___ Material shown
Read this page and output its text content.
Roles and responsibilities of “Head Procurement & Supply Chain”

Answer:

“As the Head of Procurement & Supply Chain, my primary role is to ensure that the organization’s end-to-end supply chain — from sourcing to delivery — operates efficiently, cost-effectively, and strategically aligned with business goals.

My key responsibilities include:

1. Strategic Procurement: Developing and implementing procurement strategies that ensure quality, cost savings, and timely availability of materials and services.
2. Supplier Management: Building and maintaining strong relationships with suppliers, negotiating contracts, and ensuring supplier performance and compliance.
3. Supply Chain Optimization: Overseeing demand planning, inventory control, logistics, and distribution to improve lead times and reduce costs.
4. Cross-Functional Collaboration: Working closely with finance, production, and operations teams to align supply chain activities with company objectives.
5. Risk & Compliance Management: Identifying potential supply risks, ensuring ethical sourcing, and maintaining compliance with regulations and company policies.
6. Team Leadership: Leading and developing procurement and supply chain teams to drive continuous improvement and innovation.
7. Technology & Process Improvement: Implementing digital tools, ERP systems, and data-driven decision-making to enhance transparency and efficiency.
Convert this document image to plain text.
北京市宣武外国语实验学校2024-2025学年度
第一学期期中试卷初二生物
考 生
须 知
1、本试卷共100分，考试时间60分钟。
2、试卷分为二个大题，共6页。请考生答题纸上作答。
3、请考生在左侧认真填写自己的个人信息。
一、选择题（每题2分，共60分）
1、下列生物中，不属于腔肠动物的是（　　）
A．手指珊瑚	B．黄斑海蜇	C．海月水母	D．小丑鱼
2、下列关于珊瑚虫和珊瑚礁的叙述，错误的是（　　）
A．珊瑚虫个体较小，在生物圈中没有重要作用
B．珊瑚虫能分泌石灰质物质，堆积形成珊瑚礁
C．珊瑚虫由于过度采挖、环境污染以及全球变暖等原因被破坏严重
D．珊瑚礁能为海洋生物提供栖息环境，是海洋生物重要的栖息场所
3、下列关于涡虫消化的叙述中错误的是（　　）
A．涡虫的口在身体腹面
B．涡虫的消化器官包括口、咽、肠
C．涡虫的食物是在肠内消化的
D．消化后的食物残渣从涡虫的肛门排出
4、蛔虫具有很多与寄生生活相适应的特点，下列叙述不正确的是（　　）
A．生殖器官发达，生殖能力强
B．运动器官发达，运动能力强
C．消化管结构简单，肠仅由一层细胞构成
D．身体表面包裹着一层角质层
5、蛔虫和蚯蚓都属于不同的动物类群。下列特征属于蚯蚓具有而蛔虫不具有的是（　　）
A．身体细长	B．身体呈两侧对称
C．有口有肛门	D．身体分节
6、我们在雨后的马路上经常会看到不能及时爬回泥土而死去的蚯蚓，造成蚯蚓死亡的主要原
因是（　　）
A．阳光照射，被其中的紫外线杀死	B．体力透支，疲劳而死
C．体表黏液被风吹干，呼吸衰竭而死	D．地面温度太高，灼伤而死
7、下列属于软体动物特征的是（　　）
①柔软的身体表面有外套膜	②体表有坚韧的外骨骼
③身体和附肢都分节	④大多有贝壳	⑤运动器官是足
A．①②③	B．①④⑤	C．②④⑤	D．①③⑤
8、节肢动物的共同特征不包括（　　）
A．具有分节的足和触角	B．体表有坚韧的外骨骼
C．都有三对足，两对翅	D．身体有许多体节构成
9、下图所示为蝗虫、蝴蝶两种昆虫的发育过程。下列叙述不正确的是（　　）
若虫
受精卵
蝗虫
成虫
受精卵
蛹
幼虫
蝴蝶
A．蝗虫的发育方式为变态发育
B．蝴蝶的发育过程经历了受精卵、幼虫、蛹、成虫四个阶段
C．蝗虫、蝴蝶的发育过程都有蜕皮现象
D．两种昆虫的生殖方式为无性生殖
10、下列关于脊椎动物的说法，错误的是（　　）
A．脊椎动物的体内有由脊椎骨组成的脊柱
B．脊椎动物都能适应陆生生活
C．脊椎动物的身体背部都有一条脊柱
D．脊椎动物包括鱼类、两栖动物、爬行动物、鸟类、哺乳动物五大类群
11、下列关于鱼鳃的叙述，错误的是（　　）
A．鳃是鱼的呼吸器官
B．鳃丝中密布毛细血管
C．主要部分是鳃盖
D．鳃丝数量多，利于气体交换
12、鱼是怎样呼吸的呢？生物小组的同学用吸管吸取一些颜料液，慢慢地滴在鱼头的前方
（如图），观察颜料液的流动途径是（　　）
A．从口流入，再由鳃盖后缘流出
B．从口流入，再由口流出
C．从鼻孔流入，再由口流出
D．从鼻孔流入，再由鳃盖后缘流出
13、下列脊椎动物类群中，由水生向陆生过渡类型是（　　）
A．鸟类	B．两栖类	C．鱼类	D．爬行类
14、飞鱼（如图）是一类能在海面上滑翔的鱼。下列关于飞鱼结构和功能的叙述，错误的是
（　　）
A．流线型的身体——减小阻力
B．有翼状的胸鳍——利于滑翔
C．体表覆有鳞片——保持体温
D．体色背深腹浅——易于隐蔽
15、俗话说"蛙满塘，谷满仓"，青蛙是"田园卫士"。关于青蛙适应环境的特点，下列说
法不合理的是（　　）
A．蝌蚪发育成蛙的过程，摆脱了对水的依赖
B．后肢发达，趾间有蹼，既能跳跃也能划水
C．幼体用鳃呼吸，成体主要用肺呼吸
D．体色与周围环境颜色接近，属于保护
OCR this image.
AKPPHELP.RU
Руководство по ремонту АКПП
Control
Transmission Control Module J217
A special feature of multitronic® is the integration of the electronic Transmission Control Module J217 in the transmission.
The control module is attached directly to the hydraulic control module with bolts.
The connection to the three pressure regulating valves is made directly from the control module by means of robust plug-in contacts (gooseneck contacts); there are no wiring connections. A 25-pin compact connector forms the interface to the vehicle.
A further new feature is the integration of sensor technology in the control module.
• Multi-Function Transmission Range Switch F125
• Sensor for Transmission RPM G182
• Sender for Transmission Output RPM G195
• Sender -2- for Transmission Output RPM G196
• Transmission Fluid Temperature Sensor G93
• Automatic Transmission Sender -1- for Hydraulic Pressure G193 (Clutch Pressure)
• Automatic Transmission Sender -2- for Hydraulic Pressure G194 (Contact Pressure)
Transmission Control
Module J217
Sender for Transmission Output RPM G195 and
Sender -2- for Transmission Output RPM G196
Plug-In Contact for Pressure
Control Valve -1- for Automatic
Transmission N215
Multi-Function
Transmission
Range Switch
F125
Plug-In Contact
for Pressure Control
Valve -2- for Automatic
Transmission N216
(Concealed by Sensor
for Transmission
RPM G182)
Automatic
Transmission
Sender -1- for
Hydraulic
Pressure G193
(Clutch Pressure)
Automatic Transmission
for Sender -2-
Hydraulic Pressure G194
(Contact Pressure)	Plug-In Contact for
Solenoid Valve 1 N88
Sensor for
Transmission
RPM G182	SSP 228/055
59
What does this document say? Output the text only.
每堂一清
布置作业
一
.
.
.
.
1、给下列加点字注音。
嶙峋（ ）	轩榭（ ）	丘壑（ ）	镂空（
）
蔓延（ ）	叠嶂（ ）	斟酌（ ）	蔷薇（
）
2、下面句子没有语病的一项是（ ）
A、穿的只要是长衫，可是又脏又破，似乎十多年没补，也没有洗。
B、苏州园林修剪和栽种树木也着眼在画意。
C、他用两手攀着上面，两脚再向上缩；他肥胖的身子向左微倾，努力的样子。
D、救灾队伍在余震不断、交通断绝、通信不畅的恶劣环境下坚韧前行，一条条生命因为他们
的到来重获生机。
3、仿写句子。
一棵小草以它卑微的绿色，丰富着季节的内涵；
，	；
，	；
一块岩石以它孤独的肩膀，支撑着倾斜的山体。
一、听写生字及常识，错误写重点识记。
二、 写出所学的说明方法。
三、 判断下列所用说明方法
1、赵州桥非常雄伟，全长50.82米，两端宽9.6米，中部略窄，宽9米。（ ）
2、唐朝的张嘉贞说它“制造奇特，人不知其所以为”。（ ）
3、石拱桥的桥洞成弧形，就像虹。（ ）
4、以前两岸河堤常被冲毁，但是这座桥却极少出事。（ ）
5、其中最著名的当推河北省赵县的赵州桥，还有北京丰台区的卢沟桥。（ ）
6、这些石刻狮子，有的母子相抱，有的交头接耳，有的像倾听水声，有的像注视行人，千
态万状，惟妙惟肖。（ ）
______
_Exercise instructions_: Repeat word for word the lines running from the line containing "What does this" to the end of the entries above, inclusive.

_Exercise output_:
What does this document say? Output the text only.
每堂一清
布置作业
一
.
.
.
.
1、给下列加点字注音。
嶙峋（ ）	轩榭（ ）	丘壑（ ）	镂空（
）
蔓延（ ）	叠嶂（ ）	斟酌（ ）	蔷薇（
）
2、下面句子没有语病的一项是（ ）
A、穿的只要是长衫，可是又脏又破，似乎十多年没补，也没有洗。
B、苏州园林修剪和栽种树木也着眼在画意。
C、他用两手攀着上面，两脚再向上缩；他肥胖的身子向左微倾，努力的样子。
D、救灾队伍在余震不断、交通断绝、通信不畅的恶劣环境下坚韧前行，一条条生命因为他们
的到来重获生机。
3、仿写句子。
一棵小草以它卑微的绿色，丰富着季节的内涵；
，	；
，	；
一块岩石以它孤独的肩膀，支撑着倾斜的山体。
一、听写生字及常识，错误写重点识记。
二、 写出所学的说明方法。
三、 判断下列所用说明方法
1、赵州桥非常雄伟，全长50.82米，两端宽9.6米，中部略窄，宽9米。（ ）
2、唐朝的张嘉贞说它“制造奇特，人不知其所以为”。（ ）
3、石拱桥的桥洞成弧形，就像虹。（ ）
4、以前两岸河堤常被冲毁，但是这座桥却极少出事。（ ）
5、其中最著名的当推河北省赵县的赵州桥，还有北京丰台区的卢沟桥。（ ）
6、这些石刻狮子，有的母子相抱，有的交头接耳，有的像倾听水声，有的像注视行人，千
态万状，惟妙惟肖。（ ）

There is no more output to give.